*Job*: Would you write out the listing verbatim and skip every picture in it?

*Listed records*:

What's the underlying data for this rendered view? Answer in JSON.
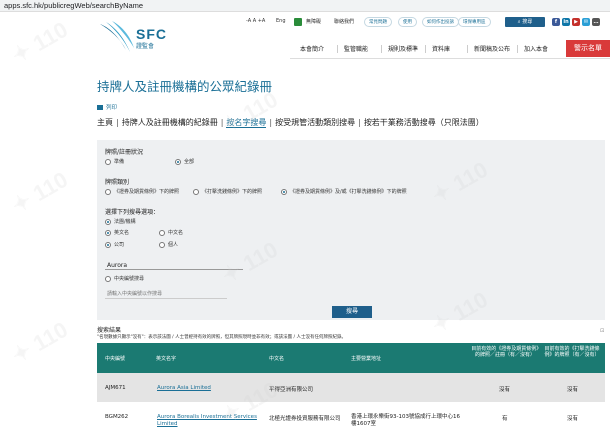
{
  "browser": {
    "url": "apps.sfc.hk/publicregWeb/searchByName"
  },
  "header": {
    "logo_text": "SFC",
    "logo_zh": "證監會",
    "font_size_controls": "-A  A  +A",
    "lang": "Eng",
    "access": "無障礙",
    "contact": "聯絡我們",
    "pills": [
      "常見問題",
      "使用",
      "如何作出投訴",
      "環保專用區"
    ],
    "search_label": "搜尋",
    "social": [
      "f",
      "in",
      "▶",
      "✉",
      "…"
    ]
  },
  "main_nav": [
    "本會簡介",
    "監管職能",
    "規則及標準",
    "資料庫",
    "新聞稿及公布",
    "加入本會"
  ],
  "warning_button": "警示名單",
  "page_title": "持牌人及註冊機構的公眾紀錄冊",
  "print_label": "列印",
  "tabs": {
    "home": "主頁",
    "register": "持牌人及註冊機構的紀錄冊",
    "by_name": "按名字搜尋",
    "by_type": "按受規管活動類別搜尋",
    "by_gifted": "按若干業務活動搜尋（只限法團）"
  },
  "form": {
    "status_label": "牌照/註冊狀況",
    "status_opts": [
      "準備",
      "全部"
    ],
    "category_label": "牌照類別",
    "category_opts": [
      "《證券及期貨條例》下的牌照",
      "《打擊洗錢條例》下的牌照",
      "《證券及期貨條例》及/或《打擊洗錢條例》下的牌照"
    ],
    "role_label": "選擇下列搜尋選項：",
    "role_opts": [
      "法團/機構",
      "英文名",
      "中文名",
      "公司",
      "個人"
    ],
    "name_value": "Aurora",
    "centre_opt": "中央編號搜尋",
    "centre_placeholder": "請輸入中央編號以作搜尋",
    "submit": "搜尋"
  },
  "results": {
    "label": "搜索結果",
    "note": "\"名現數據只顯示\"沒有\"：表示該法團 / 人士曾經持有效的牌照，但其牌照現時並非有效；或該法團 / 人士沒有任何牌照紀錄。",
    "headers": [
      "中央編號",
      "英文名字",
      "中文名",
      "主要營業地址",
      "目前有效的《證券及期貨條例》的牌照／註冊（有／沒有）",
      "目前有效的《打擊洗錢條例》的牌照（有／沒有）"
    ],
    "rows": [
      {
        "ce": "AJM671",
        "en": "Aurora Asia Limited",
        "zh": "平得亞洲有限公司",
        "addr": "",
        "sfo": "沒有",
        "amlo": "沒有"
      },
      {
        "ce": "BGM262",
        "en": "Aurora Borealis Investment Services Limited",
        "zh": "北極光證券投資服務有限公司",
        "addr": "香港上環永樂街93-103號協成行上環中心16樓1607室",
        "sfo": "有",
        "amlo": "沒有"
      }
    ]
  },
  "colors": {
    "brand": "#1a6f96",
    "table_head": "#1b7a72",
    "warning": "#d93a3a"
  }
}
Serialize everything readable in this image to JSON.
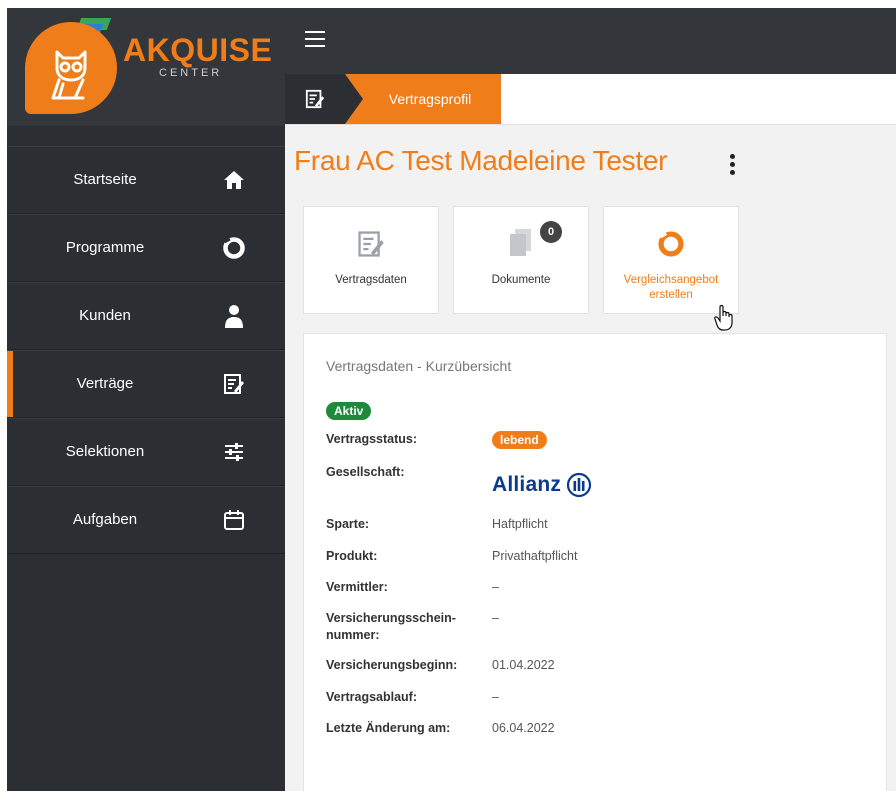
{
  "app": {
    "logo_text": "AKQUISE",
    "logo_sub": "CENTER"
  },
  "colors": {
    "accent": "#ef7d1a",
    "sidebar": "#2b2e33",
    "active_badge": "#1e8a3c",
    "allianz_blue": "#0a3b8f"
  },
  "sidebar": {
    "items": [
      {
        "label": "Startseite",
        "icon": "home-icon",
        "active": false
      },
      {
        "label": "Programme",
        "icon": "programme-ring-icon",
        "active": false
      },
      {
        "label": "Kunden",
        "icon": "person-icon",
        "active": false
      },
      {
        "label": "Verträge",
        "icon": "contract-edit-icon",
        "active": true
      },
      {
        "label": "Selektionen",
        "icon": "sliders-icon",
        "active": false
      },
      {
        "label": "Aufgaben",
        "icon": "calendar-icon",
        "active": false
      }
    ]
  },
  "breadcrumb": {
    "current": "Vertragsprofil"
  },
  "page": {
    "title": "Frau AC Test Madeleine Tester"
  },
  "cards": [
    {
      "label": "Vertragsdaten",
      "icon": "contract-edit-icon"
    },
    {
      "label": "Dokumente",
      "icon": "documents-icon",
      "badge": "0"
    },
    {
      "label": "Vergleichsangebot erstellen",
      "icon": "programme-ring-icon"
    }
  ],
  "panel": {
    "title": "Vertragsdaten - Kurzübersicht",
    "status_badge": "Aktiv",
    "rows": [
      {
        "key": "Vertragsstatus:",
        "value": "lebend"
      },
      {
        "key": "Gesellschaft:",
        "value": "Allianz"
      },
      {
        "key": "Sparte:",
        "value": "Haftpflicht"
      },
      {
        "key": "Produkt:",
        "value": "Privathaftpflicht"
      },
      {
        "key": "Vermittler:",
        "value": "–"
      },
      {
        "key": "Versicherungsschein-nummer:",
        "value": "–"
      },
      {
        "key": "Versicherungsbeginn:",
        "value": "01.04.2022"
      },
      {
        "key": "Vertragsablauf:",
        "value": "–"
      },
      {
        "key": "Letzte Änderung am:",
        "value": "06.04.2022"
      }
    ]
  }
}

*Reply to the exercise*:
What's the underlying data for this rendered view? Answer in JSON.
{
  "browser": {
    "url": "apps.sfc.hk/publicregWeb/searchByName"
  },
  "header": {
    "logo_text": "SFC",
    "logo_zh": "證監會",
    "font_size_controls": "-A  A  +A",
    "lang": "Eng",
    "access": "無障礙",
    "contact": "聯絡我們",
    "pills": [
      "常見問題",
      "使用",
      "如何作出投訴",
      "環保專用區"
    ],
    "search_label": "搜尋",
    "social": [
      "f",
      "in",
      "▶",
      "✉",
      "…"
    ]
  },
  "main_nav": [
    "本會簡介",
    "監管職能",
    "規則及標準",
    "資料庫",
    "新聞稿及公布",
    "加入本會"
  ],
  "warning_button": "警示名單",
  "page_title": "持牌人及註冊機構的公眾紀錄冊",
  "print_label": "列印",
  "tabs": {
    "home": "主頁",
    "register": "持牌人及註冊機構的紀錄冊",
    "by_name": "按名字搜尋",
    "by_type": "按受規管活動類別搜尋",
    "by_gifted": "按若干業務活動搜尋（只限法團）"
  },
  "form": {
    "status_label": "牌照/註冊狀況",
    "status_opts": [
      "準備",
      "全部"
    ],
    "category_label": "牌照類別",
    "category_opts": [
      "《證券及期貨條例》下的牌照",
      "《打擊洗錢條例》下的牌照",
      "《證券及期貨條例》及/或《打擊洗錢條例》下的牌照"
    ],
    "role_label": "選擇下列搜尋選項：",
    "role_opts": [
      "法團/機構",
      "英文名",
      "中文名",
      "公司",
      "個人"
    ],
    "name_value": "Aurora",
    "centre_opt": "中央編號搜尋",
    "centre_placeholder": "請輸入中央編號以作搜尋",
    "submit": "搜尋"
  },
  "results": {
    "label": "搜索結果",
    "note": "\"名現數據只顯示\"沒有\"：表示該法團 / 人士曾經持有效的牌照，但其牌照現時並非有效；或該法團 / 人士沒有任何牌照紀錄。",
    "headers": [
      "中央編號",
      "英文名字",
      "中文名",
      "主要營業地址",
      "目前有效的《證券及期貨條例》的牌照／註冊（有／沒有）",
      "目前有效的《打擊洗錢條例》的牌照（有／沒有）"
    ],
    "rows": [
      {
        "ce": "AJM671",
        "en": "Aurora Asia Limited",
        "zh": "平得亞洲有限公司",
        "addr": "",
        "sfo": "沒有",
        "amlo": "沒有"
      },
      {
        "ce": "BGM262",
        "en": "Aurora Borealis Investment Services Limited",
        "zh": "北極光證券投資服務有限公司",
        "addr": "香港上環永樂街93-103號協成行上環中心16樓1607室",
        "sfo": "有",
        "amlo": "沒有"
      }
    ]
  },
  "colors": {
    "brand": "#1a6f96",
    "table_head": "#1b7a72",
    "warning": "#d93a3a"
  }
}
Serialize everything readable in this image to JSON.
{
  "app": {
    "logo_text": "AKQUISE",
    "logo_sub": "CENTER"
  },
  "colors": {
    "accent": "#ef7d1a",
    "sidebar": "#2b2e33",
    "active_badge": "#1e8a3c",
    "allianz_blue": "#0a3b8f"
  },
  "sidebar": {
    "items": [
      {
        "label": "Startseite",
        "icon": "home-icon",
        "active": false
      },
      {
        "label": "Programme",
        "icon": "programme-ring-icon",
        "active": false
      },
      {
        "label": "Kunden",
        "icon": "person-icon",
        "active": false
      },
      {
        "label": "Verträge",
        "icon": "contract-edit-icon",
        "active": true
      },
      {
        "label": "Selektionen",
        "icon": "sliders-icon",
        "active": false
      },
      {
        "label": "Aufgaben",
        "icon": "calendar-icon",
        "active": false
      }
    ]
  },
  "breadcrumb": {
    "current": "Vertragsprofil"
  },
  "page": {
    "title": "Frau AC Test Madeleine Tester"
  },
  "cards": [
    {
      "label": "Vertragsdaten",
      "icon": "contract-edit-icon"
    },
    {
      "label": "Dokumente",
      "icon": "documents-icon",
      "badge": "0"
    },
    {
      "label": "Vergleichsangebot erstellen",
      "icon": "programme-ring-icon"
    }
  ],
  "panel": {
    "title": "Vertragsdaten - Kurzübersicht",
    "status_badge": "Aktiv",
    "rows": [
      {
        "key": "Vertragsstatus:",
        "value": "lebend"
      },
      {
        "key": "Gesellschaft:",
        "value": "Allianz"
      },
      {
        "key": "Sparte:",
        "value": "Haftpflicht"
      },
      {
        "key": "Produkt:",
        "value": "Privathaftpflicht"
      },
      {
        "key": "Vermittler:",
        "value": "–"
      },
      {
        "key": "Versicherungsschein-nummer:",
        "value": "–"
      },
      {
        "key": "Versicherungsbeginn:",
        "value": "01.04.2022"
      },
      {
        "key": "Vertragsablauf:",
        "value": "–"
      },
      {
        "key": "Letzte Änderung am:",
        "value": "06.04.2022"
      }
    ]
  }
}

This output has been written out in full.